» Task objective: Please find all lines in the data that hold the string "title" and copy them.

» Dataset excerpts:
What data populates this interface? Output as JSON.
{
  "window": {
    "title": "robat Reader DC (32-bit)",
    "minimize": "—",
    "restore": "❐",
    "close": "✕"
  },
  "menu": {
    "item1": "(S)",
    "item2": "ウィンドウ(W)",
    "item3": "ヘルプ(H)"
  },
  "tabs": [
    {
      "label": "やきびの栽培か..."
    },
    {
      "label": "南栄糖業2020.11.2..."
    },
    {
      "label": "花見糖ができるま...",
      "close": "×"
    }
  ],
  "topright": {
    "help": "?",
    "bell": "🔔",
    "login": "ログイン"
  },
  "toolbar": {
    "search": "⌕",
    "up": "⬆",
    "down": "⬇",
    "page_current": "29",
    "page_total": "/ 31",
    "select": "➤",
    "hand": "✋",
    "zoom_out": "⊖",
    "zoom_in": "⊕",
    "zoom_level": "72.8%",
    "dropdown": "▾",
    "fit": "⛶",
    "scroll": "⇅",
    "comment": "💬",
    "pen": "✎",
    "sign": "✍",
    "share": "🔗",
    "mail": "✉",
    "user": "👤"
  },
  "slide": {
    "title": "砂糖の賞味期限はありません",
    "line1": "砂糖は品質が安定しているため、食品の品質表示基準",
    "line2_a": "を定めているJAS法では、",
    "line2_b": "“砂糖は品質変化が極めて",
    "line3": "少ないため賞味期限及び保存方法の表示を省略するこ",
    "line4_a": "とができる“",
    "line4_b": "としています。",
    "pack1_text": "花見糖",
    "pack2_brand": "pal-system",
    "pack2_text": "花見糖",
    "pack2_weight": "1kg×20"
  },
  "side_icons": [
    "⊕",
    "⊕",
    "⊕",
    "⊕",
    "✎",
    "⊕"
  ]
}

» Response to the exercise:
    "title": "robat Reader DC (32-bit)",
    "title": "砂糖の賞味期限はありません",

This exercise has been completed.